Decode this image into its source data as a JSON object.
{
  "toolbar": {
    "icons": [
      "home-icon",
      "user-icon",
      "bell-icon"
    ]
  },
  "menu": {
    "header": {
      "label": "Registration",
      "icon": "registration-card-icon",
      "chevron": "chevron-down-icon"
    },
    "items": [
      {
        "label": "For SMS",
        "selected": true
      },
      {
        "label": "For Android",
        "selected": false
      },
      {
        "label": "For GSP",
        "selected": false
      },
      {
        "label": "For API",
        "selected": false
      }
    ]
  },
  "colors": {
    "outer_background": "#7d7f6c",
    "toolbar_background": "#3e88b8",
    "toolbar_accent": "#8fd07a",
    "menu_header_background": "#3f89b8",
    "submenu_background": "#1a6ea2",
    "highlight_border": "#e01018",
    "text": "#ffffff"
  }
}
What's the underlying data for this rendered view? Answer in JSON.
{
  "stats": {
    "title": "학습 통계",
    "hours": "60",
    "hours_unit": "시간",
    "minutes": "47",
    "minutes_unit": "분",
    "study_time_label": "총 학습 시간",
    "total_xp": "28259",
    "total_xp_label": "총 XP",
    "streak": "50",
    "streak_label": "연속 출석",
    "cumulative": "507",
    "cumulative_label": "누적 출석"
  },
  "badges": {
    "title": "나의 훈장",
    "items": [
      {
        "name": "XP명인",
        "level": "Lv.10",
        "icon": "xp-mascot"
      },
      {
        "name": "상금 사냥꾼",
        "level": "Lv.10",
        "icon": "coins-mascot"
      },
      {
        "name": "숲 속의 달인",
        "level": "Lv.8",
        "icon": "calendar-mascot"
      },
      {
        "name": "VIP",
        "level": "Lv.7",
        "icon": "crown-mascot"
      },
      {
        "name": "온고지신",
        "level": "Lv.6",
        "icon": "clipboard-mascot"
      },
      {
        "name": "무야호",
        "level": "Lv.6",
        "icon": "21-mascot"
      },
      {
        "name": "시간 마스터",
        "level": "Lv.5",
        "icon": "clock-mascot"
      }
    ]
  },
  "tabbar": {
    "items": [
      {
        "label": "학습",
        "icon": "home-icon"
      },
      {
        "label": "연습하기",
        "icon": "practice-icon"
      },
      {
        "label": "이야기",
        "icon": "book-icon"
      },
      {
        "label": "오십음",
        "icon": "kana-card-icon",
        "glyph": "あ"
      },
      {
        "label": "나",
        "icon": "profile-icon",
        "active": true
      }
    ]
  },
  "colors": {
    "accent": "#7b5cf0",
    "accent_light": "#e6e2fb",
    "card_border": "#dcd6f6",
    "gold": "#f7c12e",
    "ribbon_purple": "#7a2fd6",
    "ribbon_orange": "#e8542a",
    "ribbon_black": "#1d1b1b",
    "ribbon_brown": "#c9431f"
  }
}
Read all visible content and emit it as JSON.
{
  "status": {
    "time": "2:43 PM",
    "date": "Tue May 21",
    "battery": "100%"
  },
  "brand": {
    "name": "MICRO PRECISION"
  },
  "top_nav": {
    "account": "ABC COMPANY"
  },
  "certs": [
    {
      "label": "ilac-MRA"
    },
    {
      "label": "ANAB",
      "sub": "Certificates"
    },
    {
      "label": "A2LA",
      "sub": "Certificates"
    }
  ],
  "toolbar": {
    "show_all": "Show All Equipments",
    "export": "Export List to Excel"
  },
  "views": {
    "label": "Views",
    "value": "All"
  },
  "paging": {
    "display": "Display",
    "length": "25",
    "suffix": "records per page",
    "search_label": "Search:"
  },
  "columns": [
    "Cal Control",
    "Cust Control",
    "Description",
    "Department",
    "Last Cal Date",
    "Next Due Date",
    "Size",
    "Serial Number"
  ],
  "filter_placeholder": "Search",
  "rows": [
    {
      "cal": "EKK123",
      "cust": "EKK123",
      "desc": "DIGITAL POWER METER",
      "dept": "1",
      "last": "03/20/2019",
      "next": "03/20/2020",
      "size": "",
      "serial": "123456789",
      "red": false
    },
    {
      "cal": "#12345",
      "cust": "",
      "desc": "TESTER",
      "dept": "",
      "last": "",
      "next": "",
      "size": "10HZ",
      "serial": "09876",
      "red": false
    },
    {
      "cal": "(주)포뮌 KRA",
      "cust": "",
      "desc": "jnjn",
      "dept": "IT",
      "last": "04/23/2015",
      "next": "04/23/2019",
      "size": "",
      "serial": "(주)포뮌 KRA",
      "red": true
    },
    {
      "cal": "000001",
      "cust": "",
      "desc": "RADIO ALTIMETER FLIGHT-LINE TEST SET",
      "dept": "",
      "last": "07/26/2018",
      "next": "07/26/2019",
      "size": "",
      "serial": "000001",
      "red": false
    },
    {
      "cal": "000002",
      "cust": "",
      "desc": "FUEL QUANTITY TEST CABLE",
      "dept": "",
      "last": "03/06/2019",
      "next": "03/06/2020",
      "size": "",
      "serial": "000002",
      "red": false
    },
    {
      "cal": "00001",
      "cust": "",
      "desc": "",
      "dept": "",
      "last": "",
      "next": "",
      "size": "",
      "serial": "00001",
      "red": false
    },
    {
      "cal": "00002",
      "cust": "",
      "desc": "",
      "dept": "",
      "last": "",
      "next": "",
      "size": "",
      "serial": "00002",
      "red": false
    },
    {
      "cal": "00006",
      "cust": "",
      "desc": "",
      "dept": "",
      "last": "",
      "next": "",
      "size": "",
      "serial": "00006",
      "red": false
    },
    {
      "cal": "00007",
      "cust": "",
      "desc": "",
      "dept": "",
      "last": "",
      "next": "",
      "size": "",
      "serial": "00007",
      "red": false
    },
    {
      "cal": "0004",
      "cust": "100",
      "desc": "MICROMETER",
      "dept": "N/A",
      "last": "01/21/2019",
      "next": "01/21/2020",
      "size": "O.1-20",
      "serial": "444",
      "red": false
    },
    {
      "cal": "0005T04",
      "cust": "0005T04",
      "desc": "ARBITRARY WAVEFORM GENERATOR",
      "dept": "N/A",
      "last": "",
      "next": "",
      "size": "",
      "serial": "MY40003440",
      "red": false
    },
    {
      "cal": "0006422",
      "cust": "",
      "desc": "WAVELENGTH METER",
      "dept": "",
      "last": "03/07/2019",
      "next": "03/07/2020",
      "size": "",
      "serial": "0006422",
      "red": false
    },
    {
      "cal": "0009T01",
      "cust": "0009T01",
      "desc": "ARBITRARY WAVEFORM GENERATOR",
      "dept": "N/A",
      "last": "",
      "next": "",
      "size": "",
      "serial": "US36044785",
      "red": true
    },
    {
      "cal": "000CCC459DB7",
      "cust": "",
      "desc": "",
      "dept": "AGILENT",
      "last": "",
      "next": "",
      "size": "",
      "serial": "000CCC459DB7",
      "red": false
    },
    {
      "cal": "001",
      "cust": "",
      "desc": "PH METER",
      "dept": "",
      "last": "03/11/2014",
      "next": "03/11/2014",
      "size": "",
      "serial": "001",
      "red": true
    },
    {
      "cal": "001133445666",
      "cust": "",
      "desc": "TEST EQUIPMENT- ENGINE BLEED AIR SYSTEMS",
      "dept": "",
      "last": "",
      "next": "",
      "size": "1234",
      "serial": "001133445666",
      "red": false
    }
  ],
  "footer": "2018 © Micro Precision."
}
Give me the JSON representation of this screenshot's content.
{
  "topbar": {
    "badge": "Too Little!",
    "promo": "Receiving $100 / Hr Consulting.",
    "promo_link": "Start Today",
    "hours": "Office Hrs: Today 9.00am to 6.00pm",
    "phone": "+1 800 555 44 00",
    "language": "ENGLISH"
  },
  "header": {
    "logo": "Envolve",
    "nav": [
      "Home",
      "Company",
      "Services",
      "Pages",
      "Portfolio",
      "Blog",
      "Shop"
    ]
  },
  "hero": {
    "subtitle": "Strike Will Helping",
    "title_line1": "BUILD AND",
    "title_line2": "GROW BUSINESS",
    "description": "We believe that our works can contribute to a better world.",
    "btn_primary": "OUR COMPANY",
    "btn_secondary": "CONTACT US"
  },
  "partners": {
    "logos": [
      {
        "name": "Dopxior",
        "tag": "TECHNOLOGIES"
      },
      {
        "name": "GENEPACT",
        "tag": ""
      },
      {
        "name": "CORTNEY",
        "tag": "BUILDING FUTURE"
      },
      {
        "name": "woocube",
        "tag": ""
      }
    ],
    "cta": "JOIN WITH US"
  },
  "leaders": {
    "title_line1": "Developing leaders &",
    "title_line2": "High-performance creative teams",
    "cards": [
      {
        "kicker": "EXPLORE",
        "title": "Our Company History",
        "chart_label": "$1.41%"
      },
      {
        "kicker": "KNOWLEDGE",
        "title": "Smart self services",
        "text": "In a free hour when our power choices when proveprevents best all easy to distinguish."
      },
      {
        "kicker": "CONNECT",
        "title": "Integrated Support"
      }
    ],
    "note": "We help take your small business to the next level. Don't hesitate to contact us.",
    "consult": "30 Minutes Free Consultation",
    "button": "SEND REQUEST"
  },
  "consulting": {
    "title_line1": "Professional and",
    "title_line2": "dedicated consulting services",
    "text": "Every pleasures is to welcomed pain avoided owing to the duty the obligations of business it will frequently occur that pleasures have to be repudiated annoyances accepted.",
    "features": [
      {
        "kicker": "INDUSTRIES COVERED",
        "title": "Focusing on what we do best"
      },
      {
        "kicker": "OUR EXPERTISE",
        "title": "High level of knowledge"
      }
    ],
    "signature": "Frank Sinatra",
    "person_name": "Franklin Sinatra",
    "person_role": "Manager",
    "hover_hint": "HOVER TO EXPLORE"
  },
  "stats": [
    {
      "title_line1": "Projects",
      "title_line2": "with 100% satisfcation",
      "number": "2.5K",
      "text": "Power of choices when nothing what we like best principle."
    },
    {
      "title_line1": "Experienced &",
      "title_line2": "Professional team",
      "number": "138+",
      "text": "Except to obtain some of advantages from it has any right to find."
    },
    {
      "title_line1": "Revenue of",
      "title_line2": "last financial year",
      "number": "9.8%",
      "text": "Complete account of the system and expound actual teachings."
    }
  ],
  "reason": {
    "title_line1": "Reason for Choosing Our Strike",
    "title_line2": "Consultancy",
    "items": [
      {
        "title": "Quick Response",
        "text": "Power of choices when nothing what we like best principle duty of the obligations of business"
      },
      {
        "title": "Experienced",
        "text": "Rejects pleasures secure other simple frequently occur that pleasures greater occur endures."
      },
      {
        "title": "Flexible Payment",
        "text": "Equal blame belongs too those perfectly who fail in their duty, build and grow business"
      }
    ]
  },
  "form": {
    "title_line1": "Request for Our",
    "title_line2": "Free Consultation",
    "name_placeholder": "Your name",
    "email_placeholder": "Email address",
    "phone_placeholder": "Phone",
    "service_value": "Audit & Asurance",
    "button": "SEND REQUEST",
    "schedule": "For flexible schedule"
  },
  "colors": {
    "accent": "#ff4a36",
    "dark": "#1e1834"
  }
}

# PROBLEM DESCRIPTION
Scan the material for lines with the word "that", and copy each line you find.

# THE COMPLETED TASK
    "description": "We believe that our works can contribute to a better world.",
    "text": "Every pleasures is to welcomed pain avoided owing to the duty the obligations of business it will frequently occur that pleasures have to be repudiated annoyances accepted.",
        "text": "Rejects pleasures secure other simple frequently occur that pleasures greater occur endures."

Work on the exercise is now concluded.